■ Exercise brief ■
Copy back word for word the lines of the items below, from the line containing "post-number: 5446 — [74, 289, 103, 305]" through the line containing "author-link[interactable]: Smith — [138, 243, 174, 259]".

===== Provided material =====

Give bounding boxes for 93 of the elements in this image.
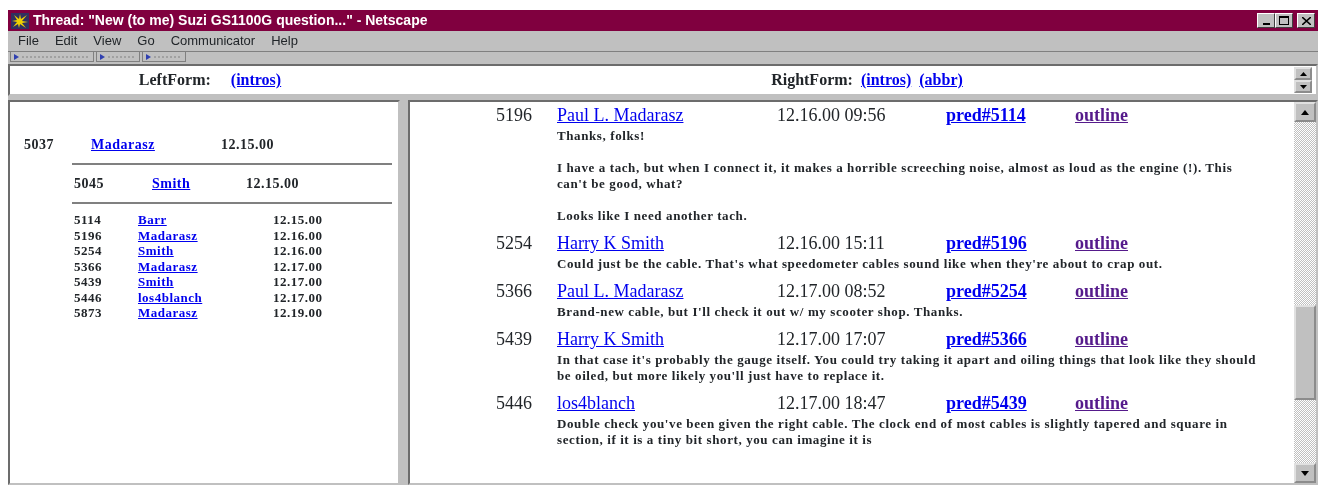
post-number: 5446 — [74, 289, 103, 305]
predecessor-link[interactable]: pred#5439 — [946, 393, 1027, 413]
post-date: 12.15.00 — [246, 175, 300, 193]
close-icon — [1301, 16, 1311, 25]
form-label: RightForm: — [771, 70, 853, 91]
app-logo-icon — [11, 12, 29, 29]
menu-item[interactable]: Help — [263, 31, 306, 51]
scrollbar[interactable] — [1294, 102, 1316, 483]
message-text: Looks like I need another tach. — [557, 208, 749, 224]
up-arrow-icon — [1301, 109, 1309, 115]
author-link[interactable]: Paul L. Madarasz — [557, 105, 684, 125]
post-number: 5196 — [496, 104, 533, 127]
post-date: 12.17.00 — [273, 289, 324, 305]
form-label: LeftForm: — [138, 70, 211, 90]
minimize-button[interactable] — [1257, 13, 1275, 28]
author-link[interactable]: Madarasz — [91, 134, 155, 155]
down-arrow-icon — [1301, 470, 1309, 476]
post-number: 5439 — [496, 328, 533, 351]
predecessor-link[interactable]: pred#5196 — [946, 233, 1027, 253]
author-link[interactable]: Smith — [138, 243, 174, 259]
message-text: Could just be the cable. That's what speedometer cables sound like when they're about to crap out. — [557, 256, 1164, 272]
toolbar-tab[interactable] — [142, 52, 186, 62]
post-number: 5366 — [74, 258, 103, 274]
form-link[interactable]: (intros) — [860, 68, 912, 92]
author-link[interactable]: Madarasz — [138, 305, 198, 321]
form-link[interactable]: (abbr) — [919, 68, 963, 92]
post-date: 12.16.00 — [273, 243, 324, 259]
post-number: 5366 — [496, 280, 533, 303]
author-link[interactable]: Madarasz — [138, 227, 198, 243]
post-number: 5196 — [74, 227, 103, 243]
menu-item[interactable]: Edit — [46, 31, 86, 51]
predecessor-link[interactable]: pred#5114 — [946, 105, 1026, 125]
outline-link[interactable]: outline — [1075, 278, 1128, 305]
scroll-up-button[interactable] — [1294, 67, 1312, 80]
message-text: In that case it's probably the gauge itself. You could try taking it apart and oiling things that look like they should be oiled, but more likely you'll just have to replace it. — [557, 352, 1257, 384]
maximize-button[interactable] — [1275, 13, 1293, 28]
outline-link[interactable]: outline — [1075, 230, 1128, 257]
post-number: 5873 — [74, 305, 103, 321]
menu-item[interactable]: Go — [129, 31, 163, 51]
toolbar-tab[interactable] — [96, 52, 140, 62]
post-date: 12.15.00 — [273, 212, 324, 228]
post-number: 5045 — [74, 175, 105, 193]
menu-item[interactable]: View — [85, 31, 130, 51]
post-number: 5446 — [496, 392, 533, 415]
author-link[interactable]: los4blanch — [138, 289, 203, 305]
post-number: 5254 — [496, 232, 533, 255]
post-date: 12.17.00 — [273, 258, 324, 274]
window-title: Thread: "New (to me) Suzi GS1100G question..." - Netscape — [33, 11, 428, 30]
author-link[interactable]: Madarasz — [138, 258, 198, 274]
play-arrow-icon — [100, 53, 105, 60]
author-link[interactable]: Smith — [152, 173, 191, 194]
scroll-down-button[interactable] — [1294, 80, 1312, 93]
maximize-icon — [1279, 16, 1289, 25]
menu-item[interactable]: Communicator — [162, 31, 264, 51]
play-arrow-icon — [146, 53, 151, 60]
up-arrow-icon — [1299, 71, 1307, 76]
down-arrow-icon — [1299, 84, 1307, 89]
post-datetime: 12.17.00 18:47 — [777, 392, 887, 415]
message-text: Brand-new cable, but I'll check it out w/ my scooter shop. Thanks. — [557, 304, 965, 320]
author-link[interactable]: Paul L. Madarasz — [557, 281, 684, 301]
post-number: 5037 — [24, 136, 55, 154]
outline-link[interactable]: outline — [1075, 102, 1128, 129]
post-datetime: 12.17.00 17:07 — [777, 328, 887, 351]
menu-item[interactable]: File — [10, 31, 47, 51]
author-link[interactable]: los4blanch — [557, 393, 635, 413]
post-datetime: 12.16.00 09:56 — [777, 104, 887, 127]
author-link[interactable]: Harry K Smith — [557, 329, 664, 349]
post-date: 12.19.00 — [273, 305, 324, 321]
post-date: 12.17.00 — [273, 274, 324, 290]
play-arrow-icon — [14, 53, 19, 60]
scrollbar-thumb[interactable] — [1294, 305, 1316, 400]
predecessor-link[interactable]: pred#5254 — [946, 281, 1027, 301]
close-button[interactable] — [1297, 13, 1315, 28]
author-link[interactable]: Smith — [138, 274, 174, 290]
post-date: 12.16.00 — [273, 227, 324, 243]
message-text: I have a tach, but when I connect it, it makes a horrible screeching noise, almost as loud as the engine (!). This can't be good, what? — [557, 160, 1234, 192]
form-link[interactable]: (intros) — [230, 68, 282, 92]
post-date: 12.15.00 — [221, 136, 275, 154]
post-datetime: 12.16.00 15:11 — [777, 232, 886, 255]
post-number: 5114 — [74, 212, 103, 228]
scroll-down-button[interactable] — [1294, 463, 1316, 483]
author-link[interactable]: Barr — [138, 212, 167, 228]
predecessor-link[interactable]: pred#5366 — [946, 329, 1027, 349]
scroll-up-button[interactable] — [1294, 102, 1316, 122]
post-number: 5254 — [74, 243, 103, 259]
minimize-icon — [1262, 22, 1270, 25]
post-number: 5439 — [74, 274, 103, 290]
author-link[interactable]: Harry K Smith — [557, 233, 664, 253]
outline-link[interactable]: outline — [1075, 326, 1128, 353]
outline-link[interactable]: outline — [1075, 390, 1128, 417]
message-text: Thanks, folks! — [557, 128, 646, 144]
message-text: Double check you've been given the right cable. The clock end of most cables is slightly tapered and square in section, if it is a tiny bit short, you can imagine it is — [557, 416, 1229, 448]
post-datetime: 12.17.00 08:52 — [777, 280, 887, 303]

=====

■ Written response ■
post-number: 5446 — [74, 289, 103, 305]
predecessor-link[interactable]: pred#5439 — [946, 393, 1027, 413]
post-date: 12.15.00 — [246, 175, 300, 193]
close-icon — [1301, 16, 1311, 25]
form-label: RightForm: — [771, 70, 853, 91]
app-logo-icon — [11, 12, 29, 29]
menu-item[interactable]: Help — [263, 31, 306, 51]
scrollbar[interactable] — [1294, 102, 1316, 483]
message-text: Looks like I need another tach. — [557, 208, 749, 224]
up-arrow-icon — [1301, 109, 1309, 115]
author-link[interactable]: Paul L. Madarasz — [557, 105, 684, 125]
post-number: 5196 — [496, 104, 533, 127]
post-date: 12.17.00 — [273, 289, 324, 305]
form-label: LeftForm: — [138, 70, 211, 90]
minimize-button[interactable] — [1257, 13, 1275, 28]
author-link[interactable]: Madarasz — [91, 134, 155, 155]
down-arrow-icon — [1301, 470, 1309, 476]
post-number: 5439 — [496, 328, 533, 351]
predecessor-link[interactable]: pred#5196 — [946, 233, 1027, 253]
author-link[interactable]: Smith — [138, 243, 174, 259]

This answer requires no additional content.